Description of the task =
Work through the material below line by line and say how many lines include the word "arranged". Only the number, please.
— start —
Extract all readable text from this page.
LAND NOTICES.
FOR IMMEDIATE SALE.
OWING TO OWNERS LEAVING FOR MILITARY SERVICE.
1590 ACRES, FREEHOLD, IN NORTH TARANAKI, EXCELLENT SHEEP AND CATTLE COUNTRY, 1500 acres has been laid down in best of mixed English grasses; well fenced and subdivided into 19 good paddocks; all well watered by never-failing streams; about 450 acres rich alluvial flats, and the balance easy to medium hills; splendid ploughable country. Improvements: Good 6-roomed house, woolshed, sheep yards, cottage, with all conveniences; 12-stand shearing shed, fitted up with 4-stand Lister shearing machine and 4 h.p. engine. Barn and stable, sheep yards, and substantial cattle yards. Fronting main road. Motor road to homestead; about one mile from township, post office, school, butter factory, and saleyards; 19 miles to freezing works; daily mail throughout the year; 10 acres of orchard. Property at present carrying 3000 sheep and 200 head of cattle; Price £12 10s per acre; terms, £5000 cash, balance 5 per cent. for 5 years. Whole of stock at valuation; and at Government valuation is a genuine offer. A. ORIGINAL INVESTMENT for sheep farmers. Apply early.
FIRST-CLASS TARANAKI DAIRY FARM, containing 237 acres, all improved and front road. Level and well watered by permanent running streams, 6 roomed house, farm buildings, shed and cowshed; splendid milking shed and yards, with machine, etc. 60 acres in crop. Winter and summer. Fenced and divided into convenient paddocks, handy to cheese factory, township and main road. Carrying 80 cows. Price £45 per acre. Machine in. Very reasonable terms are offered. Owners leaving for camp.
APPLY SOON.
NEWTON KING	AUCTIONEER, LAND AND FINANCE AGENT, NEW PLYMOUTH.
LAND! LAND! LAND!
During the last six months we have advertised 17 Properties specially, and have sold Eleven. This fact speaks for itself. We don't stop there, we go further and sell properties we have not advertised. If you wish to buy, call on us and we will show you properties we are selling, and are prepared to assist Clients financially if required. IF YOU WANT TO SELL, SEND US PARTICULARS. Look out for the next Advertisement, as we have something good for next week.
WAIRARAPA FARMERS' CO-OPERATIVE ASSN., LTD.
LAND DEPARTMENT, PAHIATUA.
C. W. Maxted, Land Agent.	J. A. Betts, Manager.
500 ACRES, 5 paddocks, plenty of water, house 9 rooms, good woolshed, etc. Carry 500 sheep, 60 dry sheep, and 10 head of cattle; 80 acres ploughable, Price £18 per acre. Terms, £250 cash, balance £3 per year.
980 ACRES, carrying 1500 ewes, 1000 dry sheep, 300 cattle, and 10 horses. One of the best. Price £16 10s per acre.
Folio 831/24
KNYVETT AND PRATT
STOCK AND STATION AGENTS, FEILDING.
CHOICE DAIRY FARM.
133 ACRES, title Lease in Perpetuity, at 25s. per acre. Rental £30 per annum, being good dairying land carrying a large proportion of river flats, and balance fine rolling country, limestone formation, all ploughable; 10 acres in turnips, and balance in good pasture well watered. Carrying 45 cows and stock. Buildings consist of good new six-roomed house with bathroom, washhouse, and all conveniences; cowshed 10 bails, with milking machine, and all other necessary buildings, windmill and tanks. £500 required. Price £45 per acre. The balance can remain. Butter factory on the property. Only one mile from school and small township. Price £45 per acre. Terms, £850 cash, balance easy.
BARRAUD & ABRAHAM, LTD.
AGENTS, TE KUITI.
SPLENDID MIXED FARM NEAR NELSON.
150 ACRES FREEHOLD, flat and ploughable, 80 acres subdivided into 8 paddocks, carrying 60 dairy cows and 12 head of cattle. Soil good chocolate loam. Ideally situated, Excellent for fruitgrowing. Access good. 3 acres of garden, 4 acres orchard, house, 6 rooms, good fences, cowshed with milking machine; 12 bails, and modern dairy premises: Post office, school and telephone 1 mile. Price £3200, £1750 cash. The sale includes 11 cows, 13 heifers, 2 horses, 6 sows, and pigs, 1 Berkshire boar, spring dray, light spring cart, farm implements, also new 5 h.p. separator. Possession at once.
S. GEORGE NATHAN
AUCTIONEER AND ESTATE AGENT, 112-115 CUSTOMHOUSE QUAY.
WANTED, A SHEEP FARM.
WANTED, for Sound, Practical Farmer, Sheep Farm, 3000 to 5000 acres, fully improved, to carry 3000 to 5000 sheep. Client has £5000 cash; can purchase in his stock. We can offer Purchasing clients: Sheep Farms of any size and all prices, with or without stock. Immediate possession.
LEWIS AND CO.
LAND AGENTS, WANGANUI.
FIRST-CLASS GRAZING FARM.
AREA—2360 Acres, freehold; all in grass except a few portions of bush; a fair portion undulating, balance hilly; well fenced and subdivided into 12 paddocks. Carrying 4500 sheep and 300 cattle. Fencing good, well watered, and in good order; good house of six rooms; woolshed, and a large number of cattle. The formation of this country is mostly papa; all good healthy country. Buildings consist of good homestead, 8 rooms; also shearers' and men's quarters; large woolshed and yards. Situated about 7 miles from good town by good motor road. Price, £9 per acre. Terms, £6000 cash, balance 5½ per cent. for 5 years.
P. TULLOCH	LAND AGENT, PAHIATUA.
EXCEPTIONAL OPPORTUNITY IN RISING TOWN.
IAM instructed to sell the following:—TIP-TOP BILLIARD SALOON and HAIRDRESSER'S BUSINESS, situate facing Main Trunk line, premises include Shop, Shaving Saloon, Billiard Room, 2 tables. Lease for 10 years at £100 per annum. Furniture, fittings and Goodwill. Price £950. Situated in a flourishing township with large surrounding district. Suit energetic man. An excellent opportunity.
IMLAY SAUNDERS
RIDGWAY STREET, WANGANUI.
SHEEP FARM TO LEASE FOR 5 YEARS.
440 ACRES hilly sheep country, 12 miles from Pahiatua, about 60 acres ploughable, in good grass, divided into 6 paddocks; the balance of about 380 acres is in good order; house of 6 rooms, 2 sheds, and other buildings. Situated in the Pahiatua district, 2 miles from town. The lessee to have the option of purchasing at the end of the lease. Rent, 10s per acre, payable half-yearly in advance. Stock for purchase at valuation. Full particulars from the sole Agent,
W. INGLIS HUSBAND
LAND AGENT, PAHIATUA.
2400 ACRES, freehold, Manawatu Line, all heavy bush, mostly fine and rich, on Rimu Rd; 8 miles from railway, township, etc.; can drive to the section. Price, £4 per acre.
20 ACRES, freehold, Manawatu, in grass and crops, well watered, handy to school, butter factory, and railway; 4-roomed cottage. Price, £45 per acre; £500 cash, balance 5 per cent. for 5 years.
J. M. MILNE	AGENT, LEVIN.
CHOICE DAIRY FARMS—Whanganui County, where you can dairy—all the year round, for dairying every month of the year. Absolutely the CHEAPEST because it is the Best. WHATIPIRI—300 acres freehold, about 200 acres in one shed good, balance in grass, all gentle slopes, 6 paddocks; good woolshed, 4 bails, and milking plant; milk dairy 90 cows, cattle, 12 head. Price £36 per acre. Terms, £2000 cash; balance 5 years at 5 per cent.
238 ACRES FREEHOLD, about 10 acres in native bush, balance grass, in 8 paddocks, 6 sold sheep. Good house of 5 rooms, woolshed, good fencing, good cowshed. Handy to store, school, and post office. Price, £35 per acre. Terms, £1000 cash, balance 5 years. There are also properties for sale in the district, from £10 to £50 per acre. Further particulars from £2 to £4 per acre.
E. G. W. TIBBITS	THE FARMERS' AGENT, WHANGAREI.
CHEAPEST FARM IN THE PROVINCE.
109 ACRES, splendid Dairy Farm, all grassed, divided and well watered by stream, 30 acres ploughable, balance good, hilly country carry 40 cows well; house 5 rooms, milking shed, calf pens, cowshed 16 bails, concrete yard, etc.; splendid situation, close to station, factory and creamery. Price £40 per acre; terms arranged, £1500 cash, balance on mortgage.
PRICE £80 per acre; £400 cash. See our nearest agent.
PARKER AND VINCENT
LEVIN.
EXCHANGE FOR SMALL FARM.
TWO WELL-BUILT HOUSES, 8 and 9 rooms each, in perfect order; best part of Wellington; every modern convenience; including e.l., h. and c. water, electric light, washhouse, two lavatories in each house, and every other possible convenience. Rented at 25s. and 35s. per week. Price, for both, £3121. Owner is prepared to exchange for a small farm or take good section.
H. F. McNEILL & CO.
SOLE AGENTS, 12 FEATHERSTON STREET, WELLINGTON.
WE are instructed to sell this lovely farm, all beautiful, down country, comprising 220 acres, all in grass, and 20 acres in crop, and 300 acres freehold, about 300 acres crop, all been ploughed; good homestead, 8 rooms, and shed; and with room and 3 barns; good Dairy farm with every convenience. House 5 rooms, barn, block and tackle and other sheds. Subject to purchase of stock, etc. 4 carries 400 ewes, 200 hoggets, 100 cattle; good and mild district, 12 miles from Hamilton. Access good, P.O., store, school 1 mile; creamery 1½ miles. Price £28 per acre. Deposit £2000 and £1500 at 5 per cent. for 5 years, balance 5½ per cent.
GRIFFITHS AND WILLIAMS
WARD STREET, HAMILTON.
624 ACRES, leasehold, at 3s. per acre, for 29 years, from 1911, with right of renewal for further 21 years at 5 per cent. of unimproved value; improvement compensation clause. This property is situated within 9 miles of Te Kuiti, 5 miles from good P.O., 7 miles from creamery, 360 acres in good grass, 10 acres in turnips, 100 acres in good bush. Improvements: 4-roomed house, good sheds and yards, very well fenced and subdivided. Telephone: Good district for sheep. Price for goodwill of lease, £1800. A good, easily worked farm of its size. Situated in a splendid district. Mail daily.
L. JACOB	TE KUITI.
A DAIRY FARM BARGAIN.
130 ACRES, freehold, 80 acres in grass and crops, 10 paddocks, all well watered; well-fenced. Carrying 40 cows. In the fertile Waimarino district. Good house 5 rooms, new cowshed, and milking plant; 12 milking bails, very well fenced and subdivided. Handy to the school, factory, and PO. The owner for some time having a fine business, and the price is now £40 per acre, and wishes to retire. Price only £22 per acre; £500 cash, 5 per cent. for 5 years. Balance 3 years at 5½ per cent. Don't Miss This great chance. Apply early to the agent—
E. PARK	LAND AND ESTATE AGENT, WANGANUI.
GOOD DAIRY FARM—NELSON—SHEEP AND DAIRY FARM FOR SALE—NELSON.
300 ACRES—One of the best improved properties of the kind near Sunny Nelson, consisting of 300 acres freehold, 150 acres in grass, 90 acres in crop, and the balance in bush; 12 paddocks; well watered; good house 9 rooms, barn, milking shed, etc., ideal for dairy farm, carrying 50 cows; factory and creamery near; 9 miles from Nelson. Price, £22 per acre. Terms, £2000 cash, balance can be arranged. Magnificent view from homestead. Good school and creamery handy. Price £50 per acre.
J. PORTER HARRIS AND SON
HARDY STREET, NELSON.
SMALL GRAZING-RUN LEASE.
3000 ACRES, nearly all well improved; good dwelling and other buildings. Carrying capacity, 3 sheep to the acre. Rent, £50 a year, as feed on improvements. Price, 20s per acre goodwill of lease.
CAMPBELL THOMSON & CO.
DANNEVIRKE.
— end —
Answer to this task =
2